-- Start of Material shown --

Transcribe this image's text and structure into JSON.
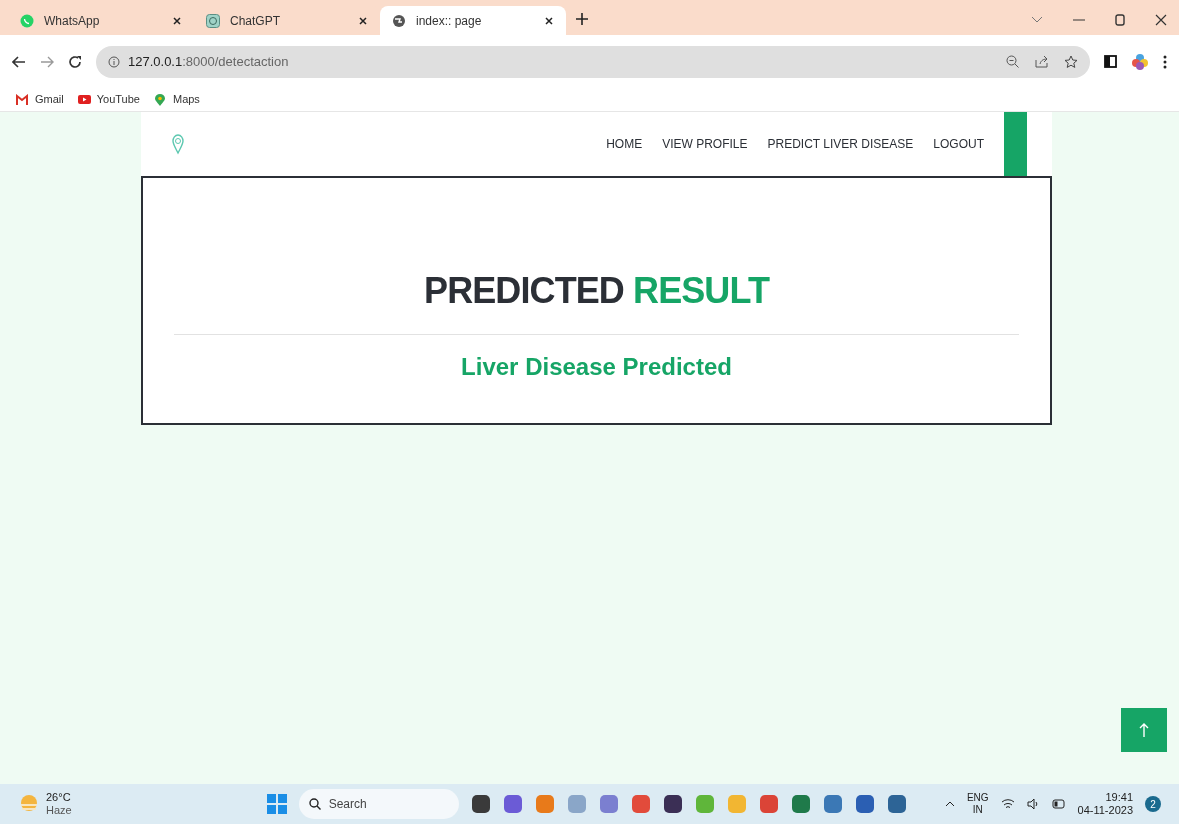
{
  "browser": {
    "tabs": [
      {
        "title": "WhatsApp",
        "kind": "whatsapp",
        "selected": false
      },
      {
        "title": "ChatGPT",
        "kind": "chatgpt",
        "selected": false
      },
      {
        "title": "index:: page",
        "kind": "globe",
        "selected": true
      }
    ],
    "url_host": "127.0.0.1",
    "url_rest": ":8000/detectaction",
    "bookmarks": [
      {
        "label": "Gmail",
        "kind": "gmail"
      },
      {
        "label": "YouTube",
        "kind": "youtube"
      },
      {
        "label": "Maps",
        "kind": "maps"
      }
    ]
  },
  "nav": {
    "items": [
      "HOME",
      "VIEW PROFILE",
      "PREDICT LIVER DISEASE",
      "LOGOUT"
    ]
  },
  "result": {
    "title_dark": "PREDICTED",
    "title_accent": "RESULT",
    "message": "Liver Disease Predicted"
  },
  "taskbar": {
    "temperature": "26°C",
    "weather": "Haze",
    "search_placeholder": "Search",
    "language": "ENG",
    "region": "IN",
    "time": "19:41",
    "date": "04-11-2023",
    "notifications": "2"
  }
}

-- End of Material shown --
-- Start of Material shown --

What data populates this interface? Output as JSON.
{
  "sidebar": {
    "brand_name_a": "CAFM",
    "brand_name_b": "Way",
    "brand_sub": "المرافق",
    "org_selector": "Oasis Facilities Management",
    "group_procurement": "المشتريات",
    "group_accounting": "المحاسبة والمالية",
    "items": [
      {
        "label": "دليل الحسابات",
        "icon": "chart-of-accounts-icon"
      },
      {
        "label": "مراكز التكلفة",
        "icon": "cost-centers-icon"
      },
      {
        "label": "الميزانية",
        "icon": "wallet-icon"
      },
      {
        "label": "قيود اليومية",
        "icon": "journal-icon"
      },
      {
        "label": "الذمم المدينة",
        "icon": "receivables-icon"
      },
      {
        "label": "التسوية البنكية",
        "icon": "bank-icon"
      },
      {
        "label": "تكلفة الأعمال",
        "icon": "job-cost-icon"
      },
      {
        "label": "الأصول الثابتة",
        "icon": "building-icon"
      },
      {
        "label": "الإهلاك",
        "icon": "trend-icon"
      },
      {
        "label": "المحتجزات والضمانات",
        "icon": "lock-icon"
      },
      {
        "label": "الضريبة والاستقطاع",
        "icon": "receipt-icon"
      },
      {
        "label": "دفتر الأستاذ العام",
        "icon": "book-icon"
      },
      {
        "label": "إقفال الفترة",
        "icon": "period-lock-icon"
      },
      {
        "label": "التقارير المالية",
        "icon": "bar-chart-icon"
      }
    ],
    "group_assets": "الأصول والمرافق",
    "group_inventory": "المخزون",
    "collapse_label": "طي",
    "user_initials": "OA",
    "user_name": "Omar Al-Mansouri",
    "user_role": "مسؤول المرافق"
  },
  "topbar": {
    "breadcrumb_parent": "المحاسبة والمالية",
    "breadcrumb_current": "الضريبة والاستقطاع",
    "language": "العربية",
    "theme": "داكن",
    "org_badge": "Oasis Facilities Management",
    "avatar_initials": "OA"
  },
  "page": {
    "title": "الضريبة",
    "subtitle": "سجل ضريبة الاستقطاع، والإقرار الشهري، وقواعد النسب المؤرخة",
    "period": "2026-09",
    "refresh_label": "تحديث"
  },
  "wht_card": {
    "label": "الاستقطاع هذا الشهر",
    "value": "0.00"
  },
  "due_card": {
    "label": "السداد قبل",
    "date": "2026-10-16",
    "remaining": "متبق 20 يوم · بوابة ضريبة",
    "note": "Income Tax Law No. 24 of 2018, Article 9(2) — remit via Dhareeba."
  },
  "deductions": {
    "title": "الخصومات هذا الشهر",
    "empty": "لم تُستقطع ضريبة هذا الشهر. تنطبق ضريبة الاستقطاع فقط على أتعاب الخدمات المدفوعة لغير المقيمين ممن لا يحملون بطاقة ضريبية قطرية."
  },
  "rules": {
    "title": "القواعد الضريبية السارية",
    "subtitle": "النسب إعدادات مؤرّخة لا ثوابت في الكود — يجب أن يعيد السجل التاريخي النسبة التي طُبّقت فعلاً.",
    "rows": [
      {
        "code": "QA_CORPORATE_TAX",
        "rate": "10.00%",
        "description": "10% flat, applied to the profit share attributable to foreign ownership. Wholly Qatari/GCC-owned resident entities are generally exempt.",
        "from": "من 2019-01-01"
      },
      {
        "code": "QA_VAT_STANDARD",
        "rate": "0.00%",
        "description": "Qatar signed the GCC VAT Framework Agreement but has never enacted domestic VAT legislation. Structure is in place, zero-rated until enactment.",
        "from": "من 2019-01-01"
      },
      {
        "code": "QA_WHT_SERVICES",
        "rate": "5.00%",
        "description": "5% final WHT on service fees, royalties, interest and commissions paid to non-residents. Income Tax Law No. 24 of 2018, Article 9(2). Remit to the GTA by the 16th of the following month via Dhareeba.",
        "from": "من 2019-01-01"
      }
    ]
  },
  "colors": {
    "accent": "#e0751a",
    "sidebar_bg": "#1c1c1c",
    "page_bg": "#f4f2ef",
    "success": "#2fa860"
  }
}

-- End of Material shown --

### Task requirements
All lines that include "Article" are to be gathered and copied.

### Output of the exercise
    "note": "Income Tax Law No. 24 of 2018, Article 9(2) — remit via Dhareeba."
        "description": "5% final WHT on service fees, royalties, interest and commissions paid to non-residents. Income Tax Law No. 24 of 2018, Article 9(2). Remit to the GTA by the 16th of the following month via Dhareeba.",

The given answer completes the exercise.